PROMPT –
Update all of the data below by changing every "x-tick-label" to "horizontal-tick-label" and leaving the rest as it is. Leave the pictures out of your answer.

DATA SUPPLIED –
┄┄┄┄┄┄

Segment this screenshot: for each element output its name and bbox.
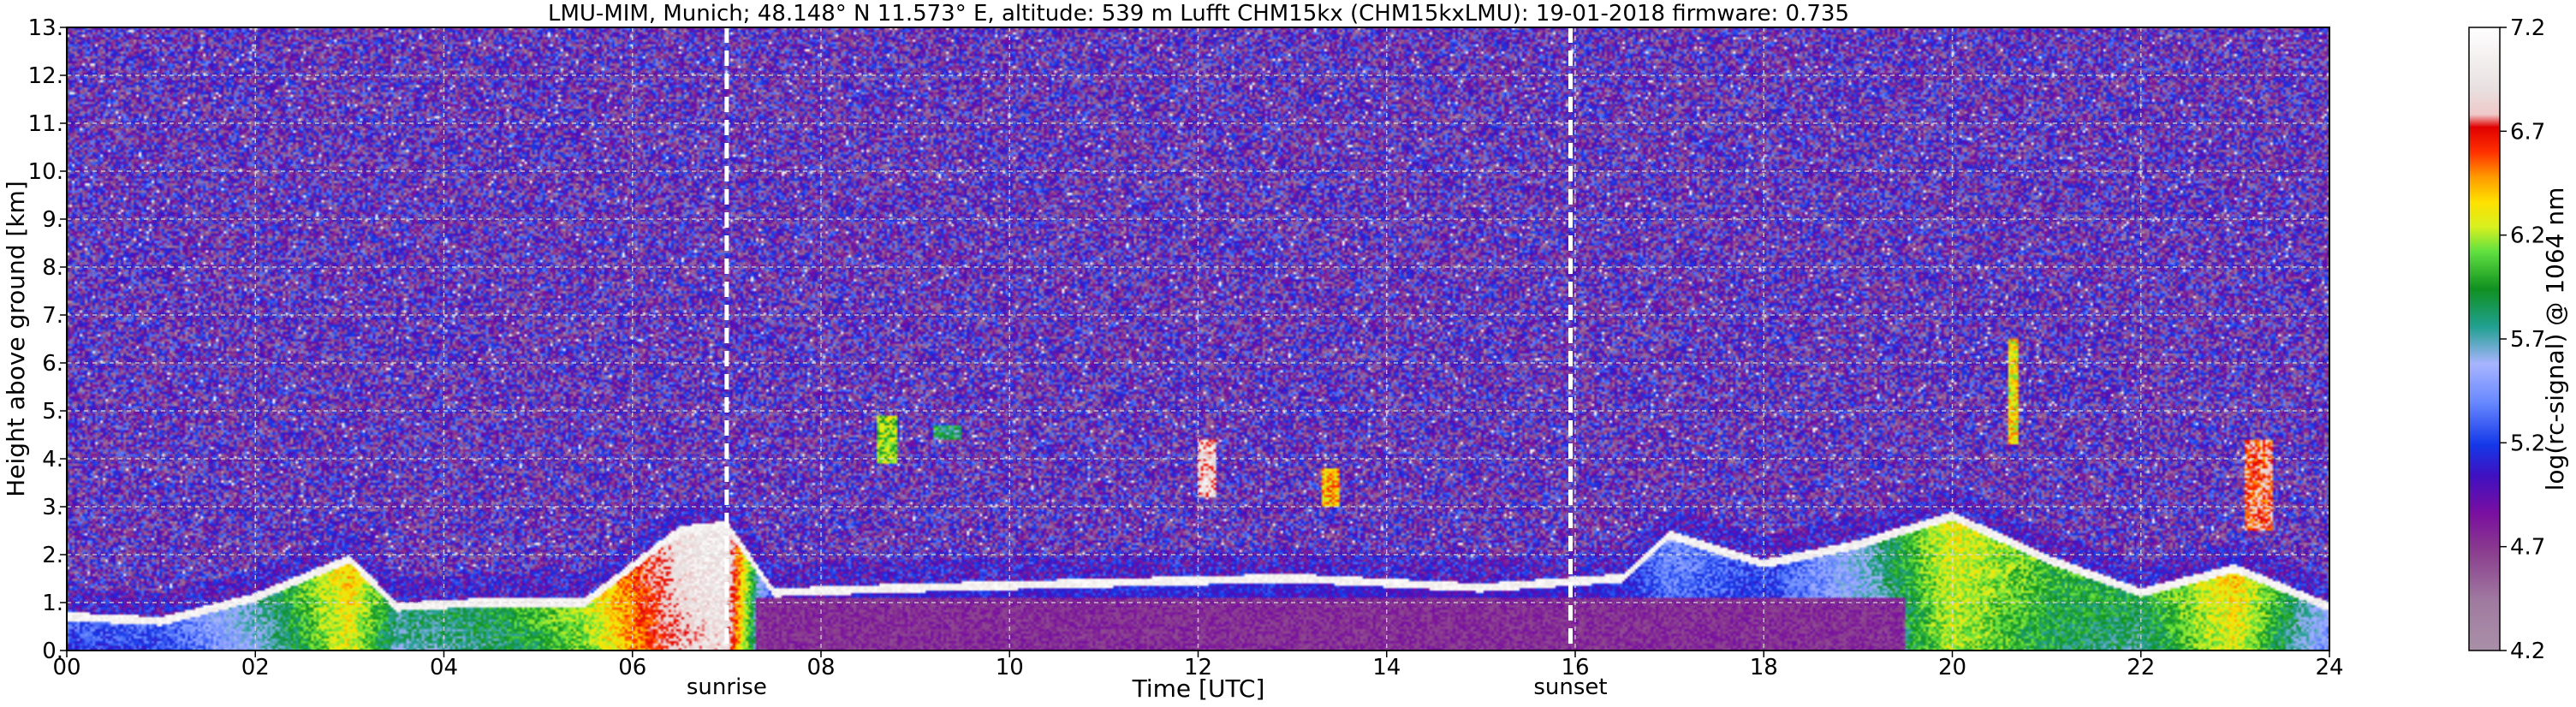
y-tick-label: 7. <box>42 303 63 329</box>
y-tick-label: 9. <box>42 207 63 233</box>
colorbar-ticks: 4.2 4.7 5.2 5.7 6.2 6.7 7.2 <box>2500 15 2545 664</box>
colorbar-tick-label: 5.7 <box>2510 327 2545 353</box>
y-tick-label: 0. <box>42 639 63 664</box>
x-tick-label: 00 <box>52 655 80 680</box>
y-tick-label: 11. <box>28 111 63 137</box>
x-tick-label: 16 <box>1561 655 1589 680</box>
x-tick-label: 22 <box>2127 655 2155 680</box>
sunset-label: sunset <box>1533 674 1607 700</box>
y-tick-label: 10. <box>28 159 63 185</box>
y-tick-label: 8. <box>42 255 63 281</box>
colorbar <box>2468 27 2501 651</box>
x-tick-label: 04 <box>430 655 458 680</box>
y-tick-label: 2. <box>42 543 63 568</box>
y-tick-label: 6. <box>42 351 63 377</box>
y-tick-label: 3. <box>42 495 63 520</box>
y-tick-label: 13. <box>28 15 63 41</box>
colorbar-tick-label: 4.7 <box>2510 535 2545 561</box>
x-tick-label: 20 <box>1938 655 1966 680</box>
colorbar-tick-label: 7.2 <box>2510 15 2545 41</box>
colorbar-tick-label: 6.2 <box>2510 223 2545 249</box>
x-tick-label: 08 <box>806 655 835 680</box>
chart-title: LMU-MIM, Munich; 48.148° N 11.573° E, al… <box>548 1 1849 27</box>
x-tick-label: 06 <box>618 655 646 680</box>
y-tick-label: 1. <box>42 591 63 616</box>
y-tick-label: 12. <box>28 63 63 89</box>
sun-markers: sunrise sunset <box>687 27 1608 700</box>
y-axis-label: Height above ground [km] <box>2 181 30 497</box>
colorbar-label: log(rc-signal) @ 1064 nm <box>2541 187 2569 491</box>
x-tick-label: 24 <box>2315 655 2343 680</box>
colorbar-tick-label: 4.2 <box>2510 639 2545 664</box>
x-axis-label: Time [UTC] <box>1132 674 1265 703</box>
x-tick-label: 02 <box>241 655 270 680</box>
y-tick-label: 5. <box>42 399 63 425</box>
colorbar-tick-label: 6.7 <box>2510 119 2545 145</box>
y-axis: 0. 1. 2. 3. 4. 5. 6. 7. 8. 9. 10. 11. 12. 13. <box>28 15 67 664</box>
colorbar-tick-label: 5.2 <box>2510 431 2545 456</box>
x-tick-label: 10 <box>996 655 1024 680</box>
x-tick-label: 18 <box>1750 655 1778 680</box>
x-tick-label: 14 <box>1372 655 1401 680</box>
x-tick-label: 12 <box>1184 655 1212 680</box>
y-tick-label: 4. <box>42 447 63 472</box>
x-axis: 00 02 04 06 08 10 12 14 16 18 20 22 24 <box>52 651 2344 680</box>
sunrise-label: sunrise <box>687 674 767 700</box>
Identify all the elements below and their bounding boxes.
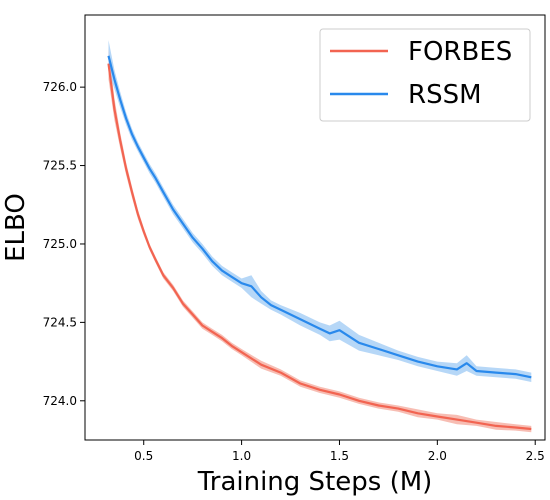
plot-area-frame (84, 14, 546, 441)
x-tick-label: 1.0 (232, 449, 251, 463)
y-tick-label: 726.0 (43, 80, 77, 94)
x-tick-label: 1.5 (330, 449, 349, 463)
series-lines (107, 55, 532, 431)
y-tick-label: 724.0 (43, 394, 77, 408)
y-axis-ticks: 724.0 724.5 725.0 725.5 726.0 (43, 80, 85, 408)
x-axis-ticks: 0.5 1.0 1.5 2.0 2.5 (134, 440, 545, 463)
x-tick-label: 2.5 (526, 449, 545, 463)
confidence-bands (108, 40, 532, 433)
x-tick-label: 0.5 (134, 449, 153, 463)
y-axis-title: ELBO (1, 193, 31, 262)
x-axis-title: Training Steps (M) (197, 467, 433, 497)
rssm-series-line (107, 55, 532, 379)
y-tick-label: 725.0 (43, 237, 77, 251)
y-tick-label: 724.5 (43, 315, 77, 329)
forbes-confidence-band (108, 47, 532, 433)
legend: FORBES RSSM (319, 28, 531, 122)
legend-label-rssm: RSSM (408, 80, 482, 110)
legend-label-forbes: FORBES (408, 37, 512, 67)
x-tick-label: 2.0 (428, 449, 447, 463)
y-tick-label: 725.5 (43, 159, 77, 173)
forbes-series-line (107, 63, 532, 431)
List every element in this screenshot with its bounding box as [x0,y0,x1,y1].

┄┄┄┄┄┄

WORKED SOLUTION –
Segment this screenshot: for each element output its name and bbox.
y-tick-label: 7. <box>42 303 63 329</box>
y-tick-label: 9. <box>42 207 63 233</box>
colorbar-ticks: 4.2 4.7 5.2 5.7 6.2 6.7 7.2 <box>2500 15 2545 664</box>
colorbar-tick-label: 5.7 <box>2510 327 2545 353</box>
y-tick-label: 0. <box>42 639 63 664</box>
horizontal-tick-label: 00 <box>52 655 80 680</box>
y-tick-label: 11. <box>28 111 63 137</box>
horizontal-tick-label: 16 <box>1561 655 1589 680</box>
horizontal-tick-label: 22 <box>2127 655 2155 680</box>
sunset-label: sunset <box>1533 674 1607 700</box>
y-tick-label: 10. <box>28 159 63 185</box>
y-tick-label: 8. <box>42 255 63 281</box>
colorbar <box>2468 27 2501 651</box>
horizontal-tick-label: 04 <box>430 655 458 680</box>
y-tick-label: 2. <box>42 543 63 568</box>
y-tick-label: 6. <box>42 351 63 377</box>
y-tick-label: 3. <box>42 495 63 520</box>
y-tick-label: 13. <box>28 15 63 41</box>
colorbar-tick-label: 4.7 <box>2510 535 2545 561</box>
horizontal-tick-label: 20 <box>1938 655 1966 680</box>
colorbar-tick-label: 7.2 <box>2510 15 2545 41</box>
colorbar-tick-label: 6.2 <box>2510 223 2545 249</box>
horizontal-tick-label: 08 <box>806 655 835 680</box>
chart-title: LMU-MIM, Munich; 48.148° N 11.573° E, al… <box>548 1 1849 27</box>
horizontal-tick-label: 06 <box>618 655 646 680</box>
y-tick-label: 1. <box>42 591 63 616</box>
y-tick-label: 12. <box>28 63 63 89</box>
sun-markers: sunrise sunset <box>687 27 1608 700</box>
y-axis-label: Height above ground [km] <box>2 181 30 497</box>
colorbar-label: log(rc-signal) @ 1064 nm <box>2541 187 2569 491</box>
horizontal-tick-label: 24 <box>2315 655 2343 680</box>
colorbar-tick-label: 4.2 <box>2510 639 2545 664</box>
x-axis-label: Time [UTC] <box>1132 674 1265 703</box>
horizontal-tick-label: 02 <box>241 655 270 680</box>
y-tick-label: 5. <box>42 399 63 425</box>
colorbar-tick-label: 6.7 <box>2510 119 2545 145</box>
y-axis: 0. 1. 2. 3. 4. 5. 6. 7. 8. 9. 10. 11. 12. 13. <box>28 15 67 664</box>
colorbar-tick-label: 5.2 <box>2510 431 2545 456</box>
horizontal-tick-label: 10 <box>996 655 1024 680</box>
horizontal-tick-label: 18 <box>1750 655 1778 680</box>
horizontal-tick-label: 14 <box>1372 655 1401 680</box>
horizontal-tick-label: 12 <box>1184 655 1212 680</box>
y-tick-label: 4. <box>42 447 63 472</box>
x-axis: 00 02 04 06 08 10 12 14 16 18 20 22 24 <box>52 651 2344 680</box>
sunrise-label: sunrise <box>687 674 767 700</box>
Identify all the elements below and their bounding boxes.
plot-area-frame (84, 14, 546, 441)
horizontal-tick-label: 1.0 (232, 449, 251, 463)
y-tick-label: 726.0 (43, 80, 77, 94)
horizontal-tick-label: 1.5 (330, 449, 349, 463)
series-lines (107, 55, 532, 431)
y-tick-label: 724.0 (43, 394, 77, 408)
y-axis-ticks: 724.0 724.5 725.0 725.5 726.0 (43, 80, 85, 408)
x-axis-ticks: 0.5 1.0 1.5 2.0 2.5 (134, 440, 545, 463)
horizontal-tick-label: 2.5 (526, 449, 545, 463)
confidence-bands (108, 40, 532, 433)
horizontal-tick-label: 0.5 (134, 449, 153, 463)
y-axis-title: ELBO (1, 193, 31, 262)
x-axis-title: Training Steps (M) (197, 467, 433, 497)
rssm-series-line (107, 55, 532, 379)
y-tick-label: 725.0 (43, 237, 77, 251)
y-tick-label: 724.5 (43, 315, 77, 329)
forbes-confidence-band (108, 47, 532, 433)
legend: FORBES RSSM (319, 28, 531, 122)
legend-label-rssm: RSSM (408, 80, 482, 110)
legend-label-forbes: FORBES (408, 37, 512, 67)
horizontal-tick-label: 2.0 (428, 449, 447, 463)
y-tick-label: 725.5 (43, 159, 77, 173)
forbes-series-line (107, 63, 532, 431)
List every element in this screenshot with its bounding box as [x0,y0,x1,y1].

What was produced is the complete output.